Extracted data entries
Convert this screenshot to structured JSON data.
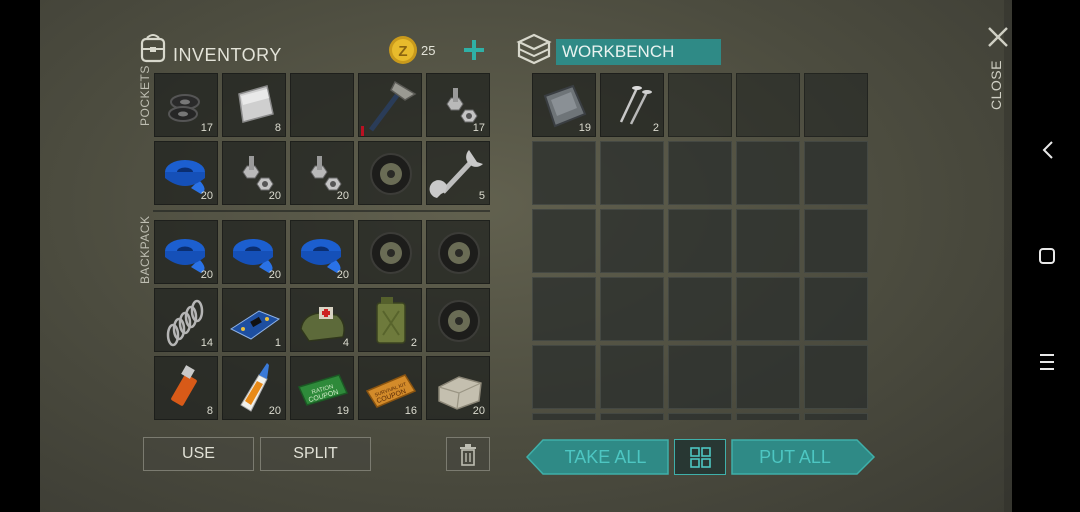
{
  "inventory": {
    "title": "INVENTORY",
    "coins": "25",
    "add_icon": "plus-icon",
    "pockets_label": "POCKETS",
    "backpack_label": "BACKPACK",
    "pockets": [
      {
        "item": "washers",
        "count": "17"
      },
      {
        "item": "metal-plate",
        "count": "8"
      },
      {
        "item": "empty",
        "count": ""
      },
      {
        "item": "hatchet",
        "count": ""
      },
      {
        "item": "bolts",
        "count": "17"
      },
      {
        "item": "blue-tape",
        "count": "20"
      },
      {
        "item": "bolts",
        "count": "20"
      },
      {
        "item": "bolts",
        "count": "20"
      },
      {
        "item": "tire",
        "count": ""
      },
      {
        "item": "wrench",
        "count": "5"
      }
    ],
    "backpack": [
      {
        "item": "blue-tape",
        "count": "20"
      },
      {
        "item": "blue-tape",
        "count": "20"
      },
      {
        "item": "blue-tape",
        "count": "20"
      },
      {
        "item": "tire",
        "count": ""
      },
      {
        "item": "tire",
        "count": ""
      },
      {
        "item": "spring",
        "count": "14"
      },
      {
        "item": "circuit-board",
        "count": "1"
      },
      {
        "item": "medical-bag",
        "count": "4"
      },
      {
        "item": "jerrycan",
        "count": "2"
      },
      {
        "item": "tire",
        "count": ""
      },
      {
        "item": "usb-stick",
        "count": "8"
      },
      {
        "item": "glue",
        "count": "20"
      },
      {
        "item": "green-coupon",
        "count": "19"
      },
      {
        "item": "orange-coupon",
        "count": "16"
      },
      {
        "item": "stone-brick",
        "count": "20"
      }
    ],
    "use_label": "USE",
    "split_label": "SPLIT",
    "trash_icon": "trash-icon"
  },
  "workbench": {
    "title": "WORKBENCH",
    "items": [
      {
        "item": "metal-sheet",
        "count": "19"
      },
      {
        "item": "nails",
        "count": "2"
      }
    ],
    "take_all_label": "TAKE ALL",
    "put_all_label": "PUT ALL",
    "sort_icon": "grid-icon"
  },
  "close_label": "CLOSE",
  "colors": {
    "accent_teal": "#2f8a86",
    "teal_text": "#4dc6c2",
    "panel_bg": "#525243"
  },
  "item_labels": {
    "green_coupon": [
      "RATION",
      "COUPON"
    ],
    "orange_coupon": [
      "SURVIVAL KIT",
      "COUPON"
    ]
  }
}
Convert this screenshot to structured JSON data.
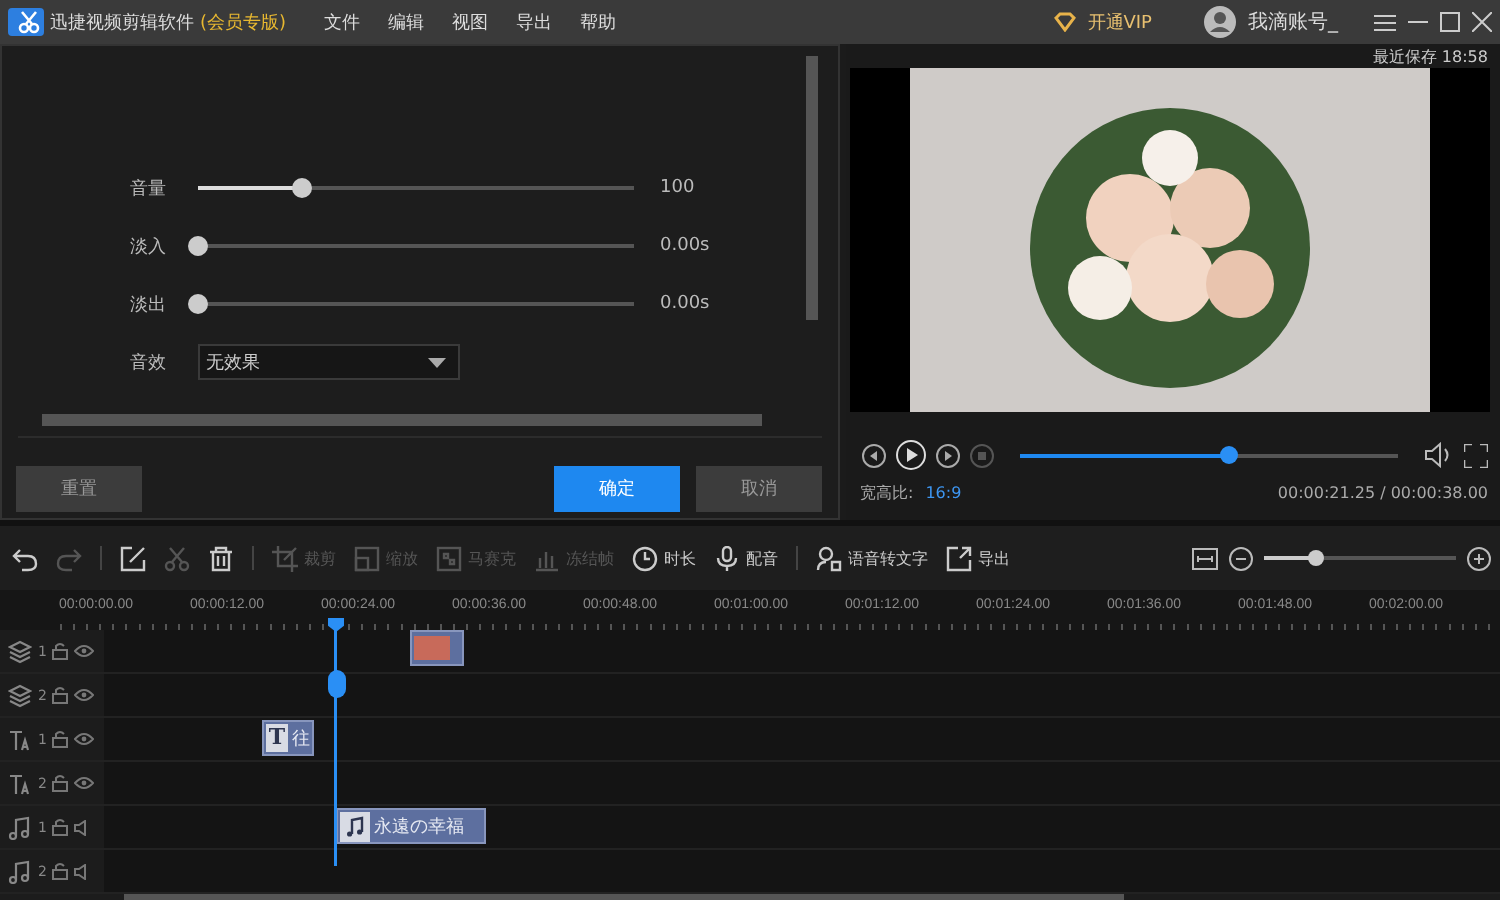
{
  "title_bar": {
    "app_name": "迅捷视频剪辑软件",
    "edition": "(会员专版)",
    "menus": [
      "文件",
      "编辑",
      "视图",
      "导出",
      "帮助"
    ],
    "vip_label": "开通VIP",
    "account_name": "我滴账号_"
  },
  "save_status": "最近保存 18:58",
  "audio_panel": {
    "sliders": [
      {
        "label": "音量",
        "level": 0.24,
        "reading": "100"
      },
      {
        "label": "淡入",
        "level": 0,
        "reading": "0.00s"
      },
      {
        "label": "淡出",
        "level": 0,
        "reading": "0.00s"
      }
    ],
    "effect": {
      "label": "音效",
      "value": "无效果"
    },
    "buttons": [
      {
        "label": "重置",
        "kind": "secondary"
      },
      {
        "label": "确定",
        "kind": "primary"
      },
      {
        "label": "取消",
        "kind": "secondary"
      }
    ]
  },
  "preview": {
    "progress": {
      "level": 0.555
    },
    "aspect_label": "宽高比:",
    "aspect_value": "16:9",
    "time": "00:00:21.25 / 00:00:38.00"
  },
  "toolbar": {
    "items": [
      {
        "disabled": false
      },
      {
        "disabled": true
      },
      {
        "disabled": false
      },
      {
        "disabled": true
      },
      {
        "disabled": false
      },
      {
        "label": "裁剪",
        "disabled": true
      },
      {
        "label": "缩放",
        "disabled": true
      },
      {
        "label": "马赛克",
        "disabled": true
      },
      {
        "label": "冻结帧",
        "disabled": true
      },
      {
        "label": "时长",
        "disabled": false
      },
      {
        "label": "配音",
        "disabled": false
      },
      {
        "label": "语音转文字",
        "disabled": false
      },
      {
        "label": "导出",
        "disabled": false
      }
    ],
    "zoom": {
      "level": 0.27
    }
  },
  "timeline": {
    "ruler_labels": [
      "00:00:00.00",
      "00:00:12.00",
      "00:00:24.00",
      "00:00:36.00",
      "00:00:48.00",
      "00:01:00.00",
      "00:01:12.00",
      "00:01:24.00",
      "00:01:36.00",
      "00:01:48.00",
      "00:02:00.00"
    ],
    "tracks": [
      {
        "kind": "video",
        "number": "1",
        "clips": [
          {
            "kind": "image"
          }
        ]
      },
      {
        "kind": "video",
        "number": "2"
      },
      {
        "kind": "text",
        "number": "1",
        "clips": [
          {
            "kind": "text",
            "icon_letter": "T",
            "label": "往"
          }
        ]
      },
      {
        "kind": "text",
        "number": "2"
      },
      {
        "kind": "audio",
        "number": "1",
        "clips": [
          {
            "kind": "audio",
            "label": "永遠の幸福"
          }
        ]
      },
      {
        "kind": "audio",
        "number": "2"
      }
    ]
  }
}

**What is being asked**
Leave the pictures out, and transcribe each of the records exactly.

**Output below**
Convert this screenshot to structured JSON data.
{
  "inventory": {
    "title": "INVENTORY",
    "coins": "25",
    "add_icon": "plus-icon",
    "pockets_label": "POCKETS",
    "backpack_label": "BACKPACK",
    "pockets": [
      {
        "item": "washers",
        "count": "17"
      },
      {
        "item": "metal-plate",
        "count": "8"
      },
      {
        "item": "empty",
        "count": ""
      },
      {
        "item": "hatchet",
        "count": ""
      },
      {
        "item": "bolts",
        "count": "17"
      },
      {
        "item": "blue-tape",
        "count": "20"
      },
      {
        "item": "bolts",
        "count": "20"
      },
      {
        "item": "bolts",
        "count": "20"
      },
      {
        "item": "tire",
        "count": ""
      },
      {
        "item": "wrench",
        "count": "5"
      }
    ],
    "backpack": [
      {
        "item": "blue-tape",
        "count": "20"
      },
      {
        "item": "blue-tape",
        "count": "20"
      },
      {
        "item": "blue-tape",
        "count": "20"
      },
      {
        "item": "tire",
        "count": ""
      },
      {
        "item": "tire",
        "count": ""
      },
      {
        "item": "spring",
        "count": "14"
      },
      {
        "item": "circuit-board",
        "count": "1"
      },
      {
        "item": "medical-bag",
        "count": "4"
      },
      {
        "item": "jerrycan",
        "count": "2"
      },
      {
        "item": "tire",
        "count": ""
      },
      {
        "item": "usb-stick",
        "count": "8"
      },
      {
        "item": "glue",
        "count": "20"
      },
      {
        "item": "green-coupon",
        "count": "19"
      },
      {
        "item": "orange-coupon",
        "count": "16"
      },
      {
        "item": "stone-brick",
        "count": "20"
      }
    ],
    "use_label": "USE",
    "split_label": "SPLIT",
    "trash_icon": "trash-icon"
  },
  "workbench": {
    "title": "WORKBENCH",
    "items": [
      {
        "item": "metal-sheet",
        "count": "19"
      },
      {
        "item": "nails",
        "count": "2"
      }
    ],
    "take_all_label": "TAKE ALL",
    "put_all_label": "PUT ALL",
    "sort_icon": "grid-icon"
  },
  "close_label": "CLOSE",
  "colors": {
    "accent_teal": "#2f8a86",
    "teal_text": "#4dc6c2",
    "panel_bg": "#525243"
  },
  "item_labels": {
    "green_coupon": [
      "RATION",
      "COUPON"
    ],
    "orange_coupon": [
      "SURVIVAL KIT",
      "COUPON"
    ]
  }
}
Convert this screenshot to structured JSON data.
{
  "title_bar": {
    "app_name": "迅捷视频剪辑软件",
    "edition": "(会员专版)",
    "menus": [
      "文件",
      "编辑",
      "视图",
      "导出",
      "帮助"
    ],
    "vip_label": "开通VIP",
    "account_name": "我滴账号_"
  },
  "save_status": "最近保存 18:58",
  "audio_panel": {
    "sliders": [
      {
        "label": "音量",
        "level": 0.24,
        "reading": "100"
      },
      {
        "label": "淡入",
        "level": 0,
        "reading": "0.00s"
      },
      {
        "label": "淡出",
        "level": 0,
        "reading": "0.00s"
      }
    ],
    "effect": {
      "label": "音效",
      "value": "无效果"
    },
    "buttons": [
      {
        "label": "重置",
        "kind": "secondary"
      },
      {
        "label": "确定",
        "kind": "primary"
      },
      {
        "label": "取消",
        "kind": "secondary"
      }
    ]
  },
  "preview": {
    "progress": {
      "level": 0.555
    },
    "aspect_label": "宽高比:",
    "aspect_value": "16:9",
    "time": "00:00:21.25 / 00:00:38.00"
  },
  "toolbar": {
    "items": [
      {
        "disabled": false
      },
      {
        "disabled": true
      },
      {
        "disabled": false
      },
      {
        "disabled": true
      },
      {
        "disabled": false
      },
      {
        "label": "裁剪",
        "disabled": true
      },
      {
        "label": "缩放",
        "disabled": true
      },
      {
        "label": "马赛克",
        "disabled": true
      },
      {
        "label": "冻结帧",
        "disabled": true
      },
      {
        "label": "时长",
        "disabled": false
      },
      {
        "label": "配音",
        "disabled": false
      },
      {
        "label": "语音转文字",
        "disabled": false
      },
      {
        "label": "导出",
        "disabled": false
      }
    ],
    "zoom": {
      "level": 0.27
    }
  },
  "timeline": {
    "ruler_labels": [
      "00:00:00.00",
      "00:00:12.00",
      "00:00:24.00",
      "00:00:36.00",
      "00:00:48.00",
      "00:01:00.00",
      "00:01:12.00",
      "00:01:24.00",
      "00:01:36.00",
      "00:01:48.00",
      "00:02:00.00"
    ],
    "tracks": [
      {
        "kind": "video",
        "number": "1",
        "clips": [
          {
            "kind": "image"
          }
        ]
      },
      {
        "kind": "video",
        "number": "2"
      },
      {
        "kind": "text",
        "number": "1",
        "clips": [
          {
            "kind": "text",
            "icon_letter": "T",
            "label": "往"
          }
        ]
      },
      {
        "kind": "text",
        "number": "2"
      },
      {
        "kind": "audio",
        "number": "1",
        "clips": [
          {
            "kind": "audio",
            "label": "永遠の幸福"
          }
        ]
      },
      {
        "kind": "audio",
        "number": "2"
      }
    ]
  }
}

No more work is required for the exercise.